## [Task to carry out]
Look through the material and tally each line bearing the word "name". Give only the total.

__________________________________________________

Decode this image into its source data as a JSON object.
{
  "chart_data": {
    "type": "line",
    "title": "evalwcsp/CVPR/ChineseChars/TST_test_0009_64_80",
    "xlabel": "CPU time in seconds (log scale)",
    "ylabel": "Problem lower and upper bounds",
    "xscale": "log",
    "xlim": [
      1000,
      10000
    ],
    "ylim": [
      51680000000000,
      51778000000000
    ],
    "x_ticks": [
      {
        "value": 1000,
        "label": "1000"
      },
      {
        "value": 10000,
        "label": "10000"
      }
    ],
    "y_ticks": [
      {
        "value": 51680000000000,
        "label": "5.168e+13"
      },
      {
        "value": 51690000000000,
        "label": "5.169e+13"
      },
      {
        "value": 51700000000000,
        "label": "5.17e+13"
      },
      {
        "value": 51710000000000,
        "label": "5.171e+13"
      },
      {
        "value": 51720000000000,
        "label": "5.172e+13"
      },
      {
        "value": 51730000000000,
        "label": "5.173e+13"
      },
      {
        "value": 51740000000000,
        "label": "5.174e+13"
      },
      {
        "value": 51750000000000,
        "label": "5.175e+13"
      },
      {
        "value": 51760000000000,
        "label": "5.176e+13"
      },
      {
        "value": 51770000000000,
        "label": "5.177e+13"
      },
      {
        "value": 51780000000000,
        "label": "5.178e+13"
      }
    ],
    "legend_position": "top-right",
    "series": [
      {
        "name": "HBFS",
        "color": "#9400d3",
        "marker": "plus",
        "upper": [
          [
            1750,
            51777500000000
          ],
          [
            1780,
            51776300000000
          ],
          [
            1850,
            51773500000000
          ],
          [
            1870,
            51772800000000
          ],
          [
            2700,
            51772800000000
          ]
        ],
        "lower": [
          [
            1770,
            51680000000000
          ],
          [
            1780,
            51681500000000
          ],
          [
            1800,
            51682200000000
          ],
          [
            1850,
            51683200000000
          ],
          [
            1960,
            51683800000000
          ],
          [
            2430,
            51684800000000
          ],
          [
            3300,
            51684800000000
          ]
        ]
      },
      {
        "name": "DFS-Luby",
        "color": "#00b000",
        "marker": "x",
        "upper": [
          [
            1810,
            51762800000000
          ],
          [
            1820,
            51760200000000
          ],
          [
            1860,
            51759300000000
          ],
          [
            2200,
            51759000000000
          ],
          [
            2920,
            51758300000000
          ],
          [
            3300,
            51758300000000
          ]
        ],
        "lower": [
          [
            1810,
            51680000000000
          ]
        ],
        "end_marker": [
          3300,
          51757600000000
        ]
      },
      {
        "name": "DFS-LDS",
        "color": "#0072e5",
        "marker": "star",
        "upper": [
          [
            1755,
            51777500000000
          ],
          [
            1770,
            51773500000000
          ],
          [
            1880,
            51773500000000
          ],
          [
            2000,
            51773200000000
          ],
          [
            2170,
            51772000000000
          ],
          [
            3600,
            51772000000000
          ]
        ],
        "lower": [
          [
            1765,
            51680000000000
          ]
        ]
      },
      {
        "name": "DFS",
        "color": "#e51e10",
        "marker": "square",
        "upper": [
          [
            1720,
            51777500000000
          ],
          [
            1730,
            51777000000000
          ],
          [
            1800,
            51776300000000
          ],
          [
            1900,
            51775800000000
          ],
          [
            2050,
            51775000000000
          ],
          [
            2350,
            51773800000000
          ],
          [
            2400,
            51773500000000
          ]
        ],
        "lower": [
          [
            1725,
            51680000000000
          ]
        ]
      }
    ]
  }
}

__________________________________________________

## [Task result]
4